Evolving Language Models without Labels: Majority Drives Selection, Novelty Promotes Variation

📝 Paper Summary

Label-free Self-Improvement Reinforcement Learning for Reasoning

Evol-RL prevents diversity collapse in label-free self-training by combining a stability reward (majority vote) with a novelty reward (reasoning path embedding similarity) to mimic evolutionary selection and variation.

Core Problem

Label-free self-improvement relying on internal consistency signals (like majority voting) drives models toward over-confident, narrow solutions, causing 'entropy collapse' where solution diversity and reasoning complexity degrade.

Why it matters:

Real-world deployment requires learning from unlabeled data where ground truth verifiers are unavailable
Current majority-driven methods actively punish correct but non-mainstream reasoning, reducing the model's ability to explore and causing performance on multi-attempt metrics (pass@n) to drop over time
Models trained this way exhibit shorter, less complex reasoning chains, effectively memorizing simple paths rather than learning robust reasoning

Concrete Example: Under traditional Test-Time Reinforcement Learning (TTRL), a model trained on math problems might slightly improve its single-attempt accuracy (pass@1) but see its pass@16 drop significantly because it converges to a single, repetitive solution path, losing the ability to find alternative correct answers.

Key Novelty

Evol-RL (Evolution-Oriented Label-free RL)

Applies evolutionary principles to RL: uses majority voting as 'Selection' to anchor correctness and a new intrinsic reward as 'Variation' to drive exploration
Calculates a 'novelty score' for each response based on the semantic distance (embedding similarity) of its reasoning trace from other concurrent responses, rewarding unique reasoning paths even if they yield the same final answer

Architecture

The Evol-RL framework: a policy generates a group of responses, which are scored by a majority vote (Selection) and a novelty estimator (Variation) based on embedding similarity, then updated via GRPO.

Evaluation Highlights

Triples pass@1 accuracy on AIME25 (4.6% → 16.4%) and doubles pass@16 (18.5% → 37.9%) with Qwen3-4B-Base trained on label-free AIME24
Outperforms majority-only baseline (TTRL) by +24.2% on AIME24 pass@16 with 4B model, reversing the typical diversity decline
Achieves strong out-of-domain generalization: 4B model trained on simple MATH-500 matches the AIME24 performance of models trained directly on AIME24

Breakthrough Assessment

8/10

Addresses the critical 'entropy collapse' failure mode in self-training with a theoretically grounded, bio-inspired solution that delivers massive empirical gains on hard reasoning benchmarks.
+---+
## [Aim of the task]
Decide whether each statement below agrees with the Evol-RL summary above. Answer yes or no for each, quoting the words from the summary that settle it.
1. The novelty score for a response depends on the final answer it reaches.
2. With Qwen3-4B-Base trained on label-free AIME24, pass@16 on AIME25 went from 18.5% to 37.9%.
3. In the Evol-RL framework, the policy is updated via GRPO.
+---+
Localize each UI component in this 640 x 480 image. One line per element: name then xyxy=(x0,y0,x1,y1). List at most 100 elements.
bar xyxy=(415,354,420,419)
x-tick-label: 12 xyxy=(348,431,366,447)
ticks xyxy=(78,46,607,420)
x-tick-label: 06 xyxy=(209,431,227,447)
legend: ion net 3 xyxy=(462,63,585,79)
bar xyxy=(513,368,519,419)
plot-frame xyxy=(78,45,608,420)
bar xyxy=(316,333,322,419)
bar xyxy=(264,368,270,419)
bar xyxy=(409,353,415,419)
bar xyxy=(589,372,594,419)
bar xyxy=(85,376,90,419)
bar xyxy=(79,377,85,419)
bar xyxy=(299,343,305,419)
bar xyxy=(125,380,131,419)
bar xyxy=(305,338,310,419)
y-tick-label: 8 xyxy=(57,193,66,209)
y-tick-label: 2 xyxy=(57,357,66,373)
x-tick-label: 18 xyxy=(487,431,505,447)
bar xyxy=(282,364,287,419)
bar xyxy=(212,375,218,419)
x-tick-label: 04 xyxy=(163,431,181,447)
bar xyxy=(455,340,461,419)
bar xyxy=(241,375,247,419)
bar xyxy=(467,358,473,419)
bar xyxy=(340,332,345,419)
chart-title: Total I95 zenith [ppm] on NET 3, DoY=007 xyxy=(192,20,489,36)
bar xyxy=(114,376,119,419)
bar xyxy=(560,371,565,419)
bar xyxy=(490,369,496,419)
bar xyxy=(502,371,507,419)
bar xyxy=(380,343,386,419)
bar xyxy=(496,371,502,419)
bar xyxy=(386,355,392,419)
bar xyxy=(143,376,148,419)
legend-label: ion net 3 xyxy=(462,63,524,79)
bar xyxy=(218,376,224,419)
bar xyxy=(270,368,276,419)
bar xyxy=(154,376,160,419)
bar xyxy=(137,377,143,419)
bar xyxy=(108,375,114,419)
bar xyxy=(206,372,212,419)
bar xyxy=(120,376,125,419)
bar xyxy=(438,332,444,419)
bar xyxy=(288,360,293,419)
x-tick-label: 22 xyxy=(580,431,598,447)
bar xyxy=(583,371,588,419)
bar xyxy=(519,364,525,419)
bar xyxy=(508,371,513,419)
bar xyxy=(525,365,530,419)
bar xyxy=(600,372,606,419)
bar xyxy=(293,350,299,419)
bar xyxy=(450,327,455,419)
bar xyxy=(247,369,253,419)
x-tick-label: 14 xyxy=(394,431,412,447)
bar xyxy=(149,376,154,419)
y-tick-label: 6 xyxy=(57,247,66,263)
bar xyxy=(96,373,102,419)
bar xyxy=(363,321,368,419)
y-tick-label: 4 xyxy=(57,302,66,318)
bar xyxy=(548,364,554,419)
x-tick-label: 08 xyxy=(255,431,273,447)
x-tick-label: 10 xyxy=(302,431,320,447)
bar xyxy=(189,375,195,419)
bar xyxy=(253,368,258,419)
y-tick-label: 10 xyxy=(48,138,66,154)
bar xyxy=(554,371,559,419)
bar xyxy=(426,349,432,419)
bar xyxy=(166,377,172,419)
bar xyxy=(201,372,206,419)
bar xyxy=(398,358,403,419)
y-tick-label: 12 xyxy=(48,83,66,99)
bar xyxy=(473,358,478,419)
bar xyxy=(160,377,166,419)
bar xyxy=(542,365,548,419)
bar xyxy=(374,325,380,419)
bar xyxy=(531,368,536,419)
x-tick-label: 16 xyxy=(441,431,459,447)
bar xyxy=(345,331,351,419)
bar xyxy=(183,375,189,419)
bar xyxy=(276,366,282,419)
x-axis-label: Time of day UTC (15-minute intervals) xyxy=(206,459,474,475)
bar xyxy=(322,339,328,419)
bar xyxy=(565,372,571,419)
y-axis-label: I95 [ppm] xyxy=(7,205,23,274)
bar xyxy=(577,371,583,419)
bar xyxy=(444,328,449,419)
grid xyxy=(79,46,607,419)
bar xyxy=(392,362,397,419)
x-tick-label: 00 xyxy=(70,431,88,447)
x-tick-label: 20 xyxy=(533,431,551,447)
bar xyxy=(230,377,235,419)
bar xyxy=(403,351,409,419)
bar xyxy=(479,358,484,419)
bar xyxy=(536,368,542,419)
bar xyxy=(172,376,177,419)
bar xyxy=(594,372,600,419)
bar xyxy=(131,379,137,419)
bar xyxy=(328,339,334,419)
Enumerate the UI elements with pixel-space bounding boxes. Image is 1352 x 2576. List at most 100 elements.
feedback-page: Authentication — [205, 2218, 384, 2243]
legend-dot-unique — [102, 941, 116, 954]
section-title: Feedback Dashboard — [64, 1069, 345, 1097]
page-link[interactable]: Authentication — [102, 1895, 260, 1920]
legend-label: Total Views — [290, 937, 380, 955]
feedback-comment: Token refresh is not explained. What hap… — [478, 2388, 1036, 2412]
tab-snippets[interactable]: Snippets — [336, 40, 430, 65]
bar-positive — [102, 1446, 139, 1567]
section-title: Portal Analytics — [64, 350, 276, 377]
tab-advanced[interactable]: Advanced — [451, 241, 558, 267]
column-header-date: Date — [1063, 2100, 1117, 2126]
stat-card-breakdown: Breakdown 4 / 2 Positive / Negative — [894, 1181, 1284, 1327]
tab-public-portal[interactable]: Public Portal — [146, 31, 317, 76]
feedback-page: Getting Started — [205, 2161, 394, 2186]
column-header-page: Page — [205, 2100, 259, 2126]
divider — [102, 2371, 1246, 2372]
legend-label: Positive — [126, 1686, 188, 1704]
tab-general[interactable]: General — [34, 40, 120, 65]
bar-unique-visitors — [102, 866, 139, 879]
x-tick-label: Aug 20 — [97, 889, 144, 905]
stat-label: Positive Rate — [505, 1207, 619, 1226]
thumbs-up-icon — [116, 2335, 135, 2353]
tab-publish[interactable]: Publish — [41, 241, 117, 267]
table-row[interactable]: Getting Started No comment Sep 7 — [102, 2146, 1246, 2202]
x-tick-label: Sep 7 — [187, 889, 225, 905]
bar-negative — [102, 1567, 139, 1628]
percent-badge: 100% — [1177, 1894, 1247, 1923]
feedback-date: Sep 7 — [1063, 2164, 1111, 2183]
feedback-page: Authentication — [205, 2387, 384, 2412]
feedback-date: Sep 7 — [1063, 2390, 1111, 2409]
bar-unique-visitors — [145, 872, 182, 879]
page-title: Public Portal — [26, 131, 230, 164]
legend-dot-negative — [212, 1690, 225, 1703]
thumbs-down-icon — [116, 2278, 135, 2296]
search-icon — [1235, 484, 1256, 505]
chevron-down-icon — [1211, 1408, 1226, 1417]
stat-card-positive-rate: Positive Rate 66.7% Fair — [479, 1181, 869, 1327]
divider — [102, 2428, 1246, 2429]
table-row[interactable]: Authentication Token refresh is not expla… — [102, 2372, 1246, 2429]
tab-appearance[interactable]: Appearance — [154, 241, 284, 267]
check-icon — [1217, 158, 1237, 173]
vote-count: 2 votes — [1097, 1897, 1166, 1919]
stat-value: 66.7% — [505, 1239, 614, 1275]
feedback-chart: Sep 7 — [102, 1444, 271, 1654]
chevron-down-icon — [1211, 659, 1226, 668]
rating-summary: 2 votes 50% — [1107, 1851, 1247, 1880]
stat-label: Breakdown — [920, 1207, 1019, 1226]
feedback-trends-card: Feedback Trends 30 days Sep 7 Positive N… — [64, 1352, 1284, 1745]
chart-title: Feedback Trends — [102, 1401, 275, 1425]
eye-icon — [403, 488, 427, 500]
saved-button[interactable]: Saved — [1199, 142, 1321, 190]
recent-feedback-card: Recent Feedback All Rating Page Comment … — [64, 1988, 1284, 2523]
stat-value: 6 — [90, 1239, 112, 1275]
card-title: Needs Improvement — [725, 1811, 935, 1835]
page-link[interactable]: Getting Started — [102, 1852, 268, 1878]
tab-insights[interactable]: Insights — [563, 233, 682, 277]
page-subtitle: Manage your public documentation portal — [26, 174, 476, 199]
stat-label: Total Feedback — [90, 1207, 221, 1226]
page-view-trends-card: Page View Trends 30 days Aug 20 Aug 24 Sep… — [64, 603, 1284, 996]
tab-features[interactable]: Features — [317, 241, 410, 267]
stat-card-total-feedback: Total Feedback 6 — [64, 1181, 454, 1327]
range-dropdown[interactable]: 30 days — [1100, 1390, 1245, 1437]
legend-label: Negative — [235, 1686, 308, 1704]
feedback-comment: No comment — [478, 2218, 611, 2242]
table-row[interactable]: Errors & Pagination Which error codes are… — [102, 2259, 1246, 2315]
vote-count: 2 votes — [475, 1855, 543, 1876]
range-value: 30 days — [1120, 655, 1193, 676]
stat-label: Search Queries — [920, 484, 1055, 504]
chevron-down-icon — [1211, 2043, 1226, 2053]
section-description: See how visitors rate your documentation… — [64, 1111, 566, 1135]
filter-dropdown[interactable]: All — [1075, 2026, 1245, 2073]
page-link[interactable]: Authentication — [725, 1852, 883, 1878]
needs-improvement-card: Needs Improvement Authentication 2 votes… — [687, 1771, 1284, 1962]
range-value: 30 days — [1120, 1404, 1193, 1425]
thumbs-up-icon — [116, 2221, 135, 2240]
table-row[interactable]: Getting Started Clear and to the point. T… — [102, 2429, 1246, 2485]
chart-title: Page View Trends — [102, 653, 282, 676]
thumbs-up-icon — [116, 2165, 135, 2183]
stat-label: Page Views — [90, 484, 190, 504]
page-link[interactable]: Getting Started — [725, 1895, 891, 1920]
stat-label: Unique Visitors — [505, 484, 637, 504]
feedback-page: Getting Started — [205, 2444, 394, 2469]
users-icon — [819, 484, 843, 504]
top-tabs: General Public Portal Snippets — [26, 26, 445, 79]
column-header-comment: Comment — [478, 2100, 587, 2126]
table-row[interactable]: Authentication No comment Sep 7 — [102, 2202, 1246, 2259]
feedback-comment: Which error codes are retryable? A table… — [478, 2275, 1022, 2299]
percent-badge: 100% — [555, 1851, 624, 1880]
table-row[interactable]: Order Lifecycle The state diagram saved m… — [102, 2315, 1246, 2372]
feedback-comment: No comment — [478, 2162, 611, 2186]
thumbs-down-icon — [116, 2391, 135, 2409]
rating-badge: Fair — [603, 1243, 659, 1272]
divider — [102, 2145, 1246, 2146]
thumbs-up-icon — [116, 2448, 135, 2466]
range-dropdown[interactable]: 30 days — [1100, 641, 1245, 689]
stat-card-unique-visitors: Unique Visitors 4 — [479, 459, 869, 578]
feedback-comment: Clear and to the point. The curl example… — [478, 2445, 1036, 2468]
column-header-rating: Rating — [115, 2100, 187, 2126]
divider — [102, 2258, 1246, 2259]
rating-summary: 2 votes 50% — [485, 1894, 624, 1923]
+---+
## [Response for this exercise]
1. No: "based on the semantic distance (embedding similarity) of its reasoning trace from other concurrent responses, rewarding unique reasoning paths even if they yield the same final answer"
2. Yes: "doubles pass@16 (18.5% → 37.9%) with Qwen3-4B-Base trained on label-free AIME24"
3. Yes: "then updated via GRPO"